The task:
Return all the entries exactly, keeping pictures out.

═══

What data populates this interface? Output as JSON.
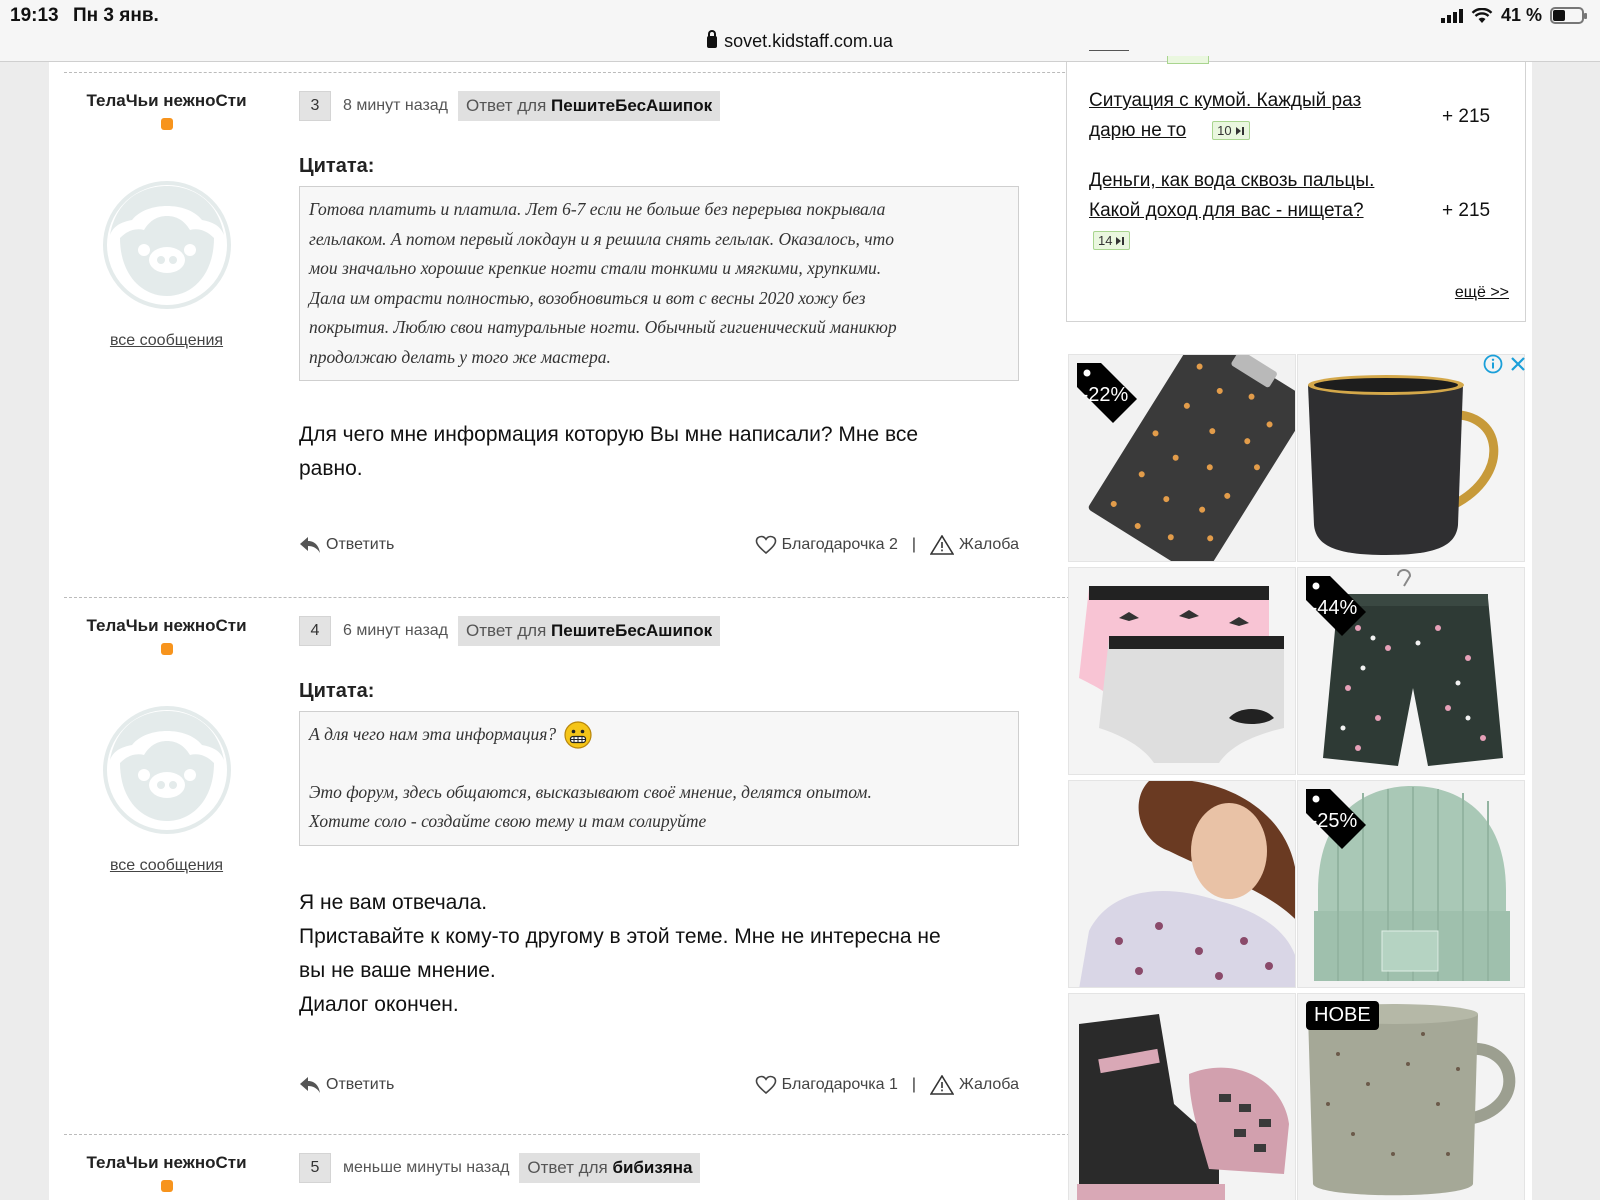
{
  "status_bar": {
    "time": "19:13",
    "date": "Пн 3 янв.",
    "battery": "41 %",
    "url": "sovet.kidstaff.com.ua"
  },
  "posts": [
    {
      "author": "ТелаЧьи нежноСти",
      "all_messages": "все сообщения",
      "number": "3",
      "time": "8 минут назад",
      "reply_prefix": "Ответ для",
      "reply_user": "ПешитеБесАшипок",
      "quote_label": "Цитата:",
      "quote_lines": [
        "Готова платить и платила. Лет 6-7 если не больше без перерыва покрывала",
        "гельлаком. А потом первый локдаун и я решила снять гельлак. Оказалось, что",
        "мои значально хорошие крепкие ногти стали тонкими и мягкими, хрупкими.",
        "Дала им отрасти полностью, возобновиться и вот с весны 2020 хожу без",
        "покрытия. Люблю свои натуральные ногти. Обычный гигиенический маникюр",
        "продолжаю делать у того же мастера."
      ],
      "message_lines": [
        "Для чего мне информация которую Вы мне написали? Мне все",
        "равно."
      ],
      "reply_button": "Ответить",
      "thanks": "Благодарочка 2",
      "complaint": "Жалоба"
    },
    {
      "author": "ТелаЧьи нежноСти",
      "all_messages": "все сообщения",
      "number": "4",
      "time": "6 минут назад",
      "reply_prefix": "Ответ для",
      "reply_user": "ПешитеБесАшипок",
      "quote_label": "Цитата:",
      "quote_first": "А для чего нам эта информация?",
      "quote_lines": [
        "Это форум, здесь общаются, высказывают своё мнение, делятся опытом.",
        "Хотите соло - создайте свою тему и там солируйте"
      ],
      "message_lines": [
        "Я не вам отвечала.",
        "Приставайте к кому-то другому в этой теме. Мне не интересна не",
        "вы не ваше мнение.",
        "Диалог окончен."
      ],
      "reply_button": "Ответить",
      "thanks": "Благодарочка 1",
      "complaint": "Жалоба"
    },
    {
      "author": "ТелаЧьи нежноСти",
      "number": "5",
      "time": "меньше минуты назад",
      "reply_prefix": "Ответ для",
      "reply_user": "бибизяна"
    }
  ],
  "sidebar": {
    "topics": [
      {
        "line1": "Ситуация с кумой. Каждый раз",
        "line2": "дарю не то",
        "comments": "10",
        "score": "+ 215"
      },
      {
        "line1": "Деньги, как вода сквозь пальцы.",
        "line2": "Какой доход для вас - нищета?",
        "comments": "14",
        "score": "+ 215"
      }
    ],
    "more": "ещё >>"
  },
  "ads": {
    "tags": [
      "-22%",
      "-44%",
      "-25%",
      "НОВЕ"
    ],
    "colors": {
      "accent": "#f7941d",
      "badge_bg": "#eaf7df"
    }
  }
}
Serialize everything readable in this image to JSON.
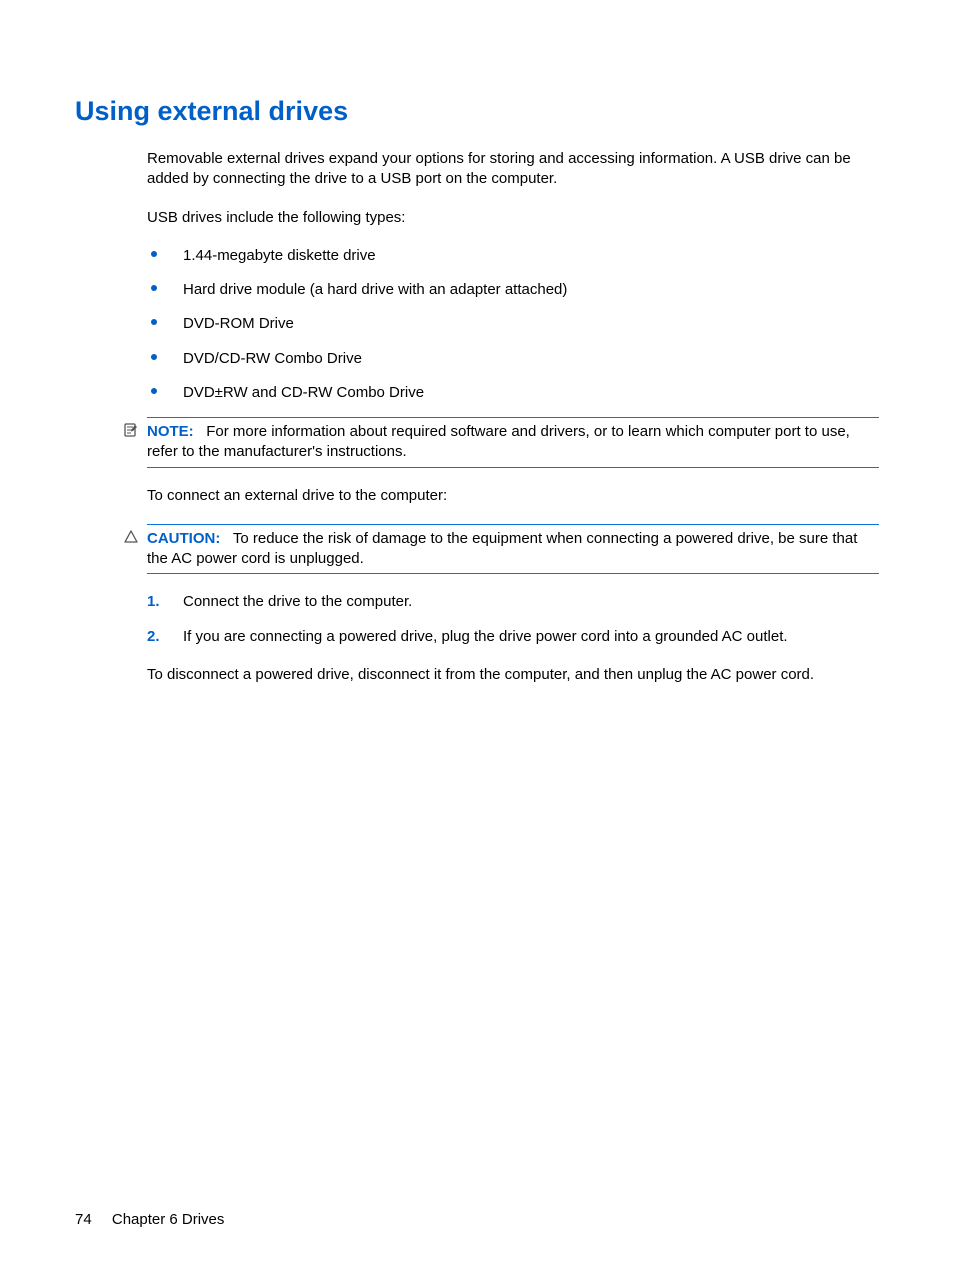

═══

Written response:
What data populates this interface? Output as JSON.
{
  "status_bar": {
    "time": "19:13",
    "date": "Пн 3 янв.",
    "battery": "41 %",
    "url": "sovet.kidstaff.com.ua"
  },
  "posts": [
    {
      "author": "ТелаЧьи нежноСти",
      "all_messages": "все сообщения",
      "number": "3",
      "time": "8 минут назад",
      "reply_prefix": "Ответ для",
      "reply_user": "ПешитеБесАшипок",
      "quote_label": "Цитата:",
      "quote_lines": [
        "Готова платить и платила. Лет 6-7 если не больше без перерыва покрывала",
        "гельлаком. А потом первый локдаун и я решила снять гельлак. Оказалось, что",
        "мои значально хорошие крепкие ногти стали тонкими и мягкими, хрупкими.",
        "Дала им отрасти полностью, возобновиться и вот с весны 2020 хожу без",
        "покрытия. Люблю свои натуральные ногти. Обычный гигиенический маникюр",
        "продолжаю делать у того же мастера."
      ],
      "message_lines": [
        "Для чего мне информация которую Вы мне написали? Мне все",
        "равно."
      ],
      "reply_button": "Ответить",
      "thanks": "Благодарочка 2",
      "complaint": "Жалоба"
    },
    {
      "author": "ТелаЧьи нежноСти",
      "all_messages": "все сообщения",
      "number": "4",
      "time": "6 минут назад",
      "reply_prefix": "Ответ для",
      "reply_user": "ПешитеБесАшипок",
      "quote_label": "Цитата:",
      "quote_first": "А для чего нам эта информация?",
      "quote_lines": [
        "Это форум, здесь общаются, высказывают своё мнение, делятся опытом.",
        "Хотите соло - создайте свою тему и там солируйте"
      ],
      "message_lines": [
        "Я не вам отвечала.",
        "Приставайте к кому-то другому в этой теме. Мне не интересна не",
        "вы не ваше мнение.",
        "Диалог окончен."
      ],
      "reply_button": "Ответить",
      "thanks": "Благодарочка 1",
      "complaint": "Жалоба"
    },
    {
      "author": "ТелаЧьи нежноСти",
      "number": "5",
      "time": "меньше минуты назад",
      "reply_prefix": "Ответ для",
      "reply_user": "бибизяна"
    }
  ],
  "sidebar": {
    "topics": [
      {
        "line1": "Ситуация с кумой. Каждый раз",
        "line2": "дарю не то",
        "comments": "10",
        "score": "+ 215"
      },
      {
        "line1": "Деньги, как вода сквозь пальцы.",
        "line2": "Какой доход для вас - нищета?",
        "comments": "14",
        "score": "+ 215"
      }
    ],
    "more": "ещё >>"
  },
  "ads": {
    "tags": [
      "-22%",
      "-44%",
      "-25%",
      "НОВЕ"
    ],
    "colors": {
      "accent": "#f7941d",
      "badge_bg": "#eaf7df"
    }
  }
}
Serialize everything readable in this image to JSON.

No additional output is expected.